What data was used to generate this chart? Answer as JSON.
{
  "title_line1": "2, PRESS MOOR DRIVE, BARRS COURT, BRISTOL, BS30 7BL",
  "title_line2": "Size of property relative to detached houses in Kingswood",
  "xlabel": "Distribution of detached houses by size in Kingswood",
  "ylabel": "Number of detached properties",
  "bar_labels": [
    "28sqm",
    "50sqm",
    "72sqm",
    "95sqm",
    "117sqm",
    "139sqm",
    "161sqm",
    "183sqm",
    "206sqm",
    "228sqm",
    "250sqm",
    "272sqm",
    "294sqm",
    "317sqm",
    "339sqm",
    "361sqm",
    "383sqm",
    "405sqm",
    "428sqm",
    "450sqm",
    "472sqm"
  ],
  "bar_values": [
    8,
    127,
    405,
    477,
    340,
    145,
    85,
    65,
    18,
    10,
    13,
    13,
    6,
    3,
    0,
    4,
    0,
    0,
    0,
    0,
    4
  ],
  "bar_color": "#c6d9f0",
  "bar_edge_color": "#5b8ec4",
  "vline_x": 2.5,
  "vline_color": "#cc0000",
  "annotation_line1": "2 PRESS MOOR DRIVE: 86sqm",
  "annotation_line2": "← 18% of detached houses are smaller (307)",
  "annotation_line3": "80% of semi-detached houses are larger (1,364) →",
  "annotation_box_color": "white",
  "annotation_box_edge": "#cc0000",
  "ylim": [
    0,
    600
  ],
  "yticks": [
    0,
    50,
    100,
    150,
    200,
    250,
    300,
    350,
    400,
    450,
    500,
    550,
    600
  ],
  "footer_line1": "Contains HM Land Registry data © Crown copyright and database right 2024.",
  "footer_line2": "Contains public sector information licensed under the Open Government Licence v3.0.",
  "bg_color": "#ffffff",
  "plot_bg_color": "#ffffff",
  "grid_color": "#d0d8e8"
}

::::::::

AIM OF THE TASK: Produce an exact copy of every entry above.

RESPONSE FOR THIS EXERCISE:
What data was used to generate this chart? Answer as JSON.
{
  "title_line1": "2, PRESS MOOR DRIVE, BARRS COURT, BRISTOL, BS30 7BL",
  "title_line2": "Size of property relative to detached houses in Kingswood",
  "xlabel": "Distribution of detached houses by size in Kingswood",
  "ylabel": "Number of detached properties",
  "bar_labels": [
    "28sqm",
    "50sqm",
    "72sqm",
    "95sqm",
    "117sqm",
    "139sqm",
    "161sqm",
    "183sqm",
    "206sqm",
    "228sqm",
    "250sqm",
    "272sqm",
    "294sqm",
    "317sqm",
    "339sqm",
    "361sqm",
    "383sqm",
    "405sqm",
    "428sqm",
    "450sqm",
    "472sqm"
  ],
  "bar_values": [
    8,
    127,
    405,
    477,
    340,
    145,
    85,
    65,
    18,
    10,
    13,
    13,
    6,
    3,
    0,
    4,
    0,
    0,
    0,
    0,
    4
  ],
  "bar_color": "#c6d9f0",
  "bar_edge_color": "#5b8ec4",
  "vline_x": 2.5,
  "vline_color": "#cc0000",
  "annotation_line1": "2 PRESS MOOR DRIVE: 86sqm",
  "annotation_line2": "← 18% of detached houses are smaller (307)",
  "annotation_line3": "80% of semi-detached houses are larger (1,364) →",
  "annotation_box_color": "white",
  "annotation_box_edge": "#cc0000",
  "ylim": [
    0,
    600
  ],
  "yticks": [
    0,
    50,
    100,
    150,
    200,
    250,
    300,
    350,
    400,
    450,
    500,
    550,
    600
  ],
  "footer_line1": "Contains HM Land Registry data © Crown copyright and database right 2024.",
  "footer_line2": "Contains public sector information licensed under the Open Government Licence v3.0.",
  "bg_color": "#ffffff",
  "plot_bg_color": "#ffffff",
  "grid_color": "#d0d8e8"
}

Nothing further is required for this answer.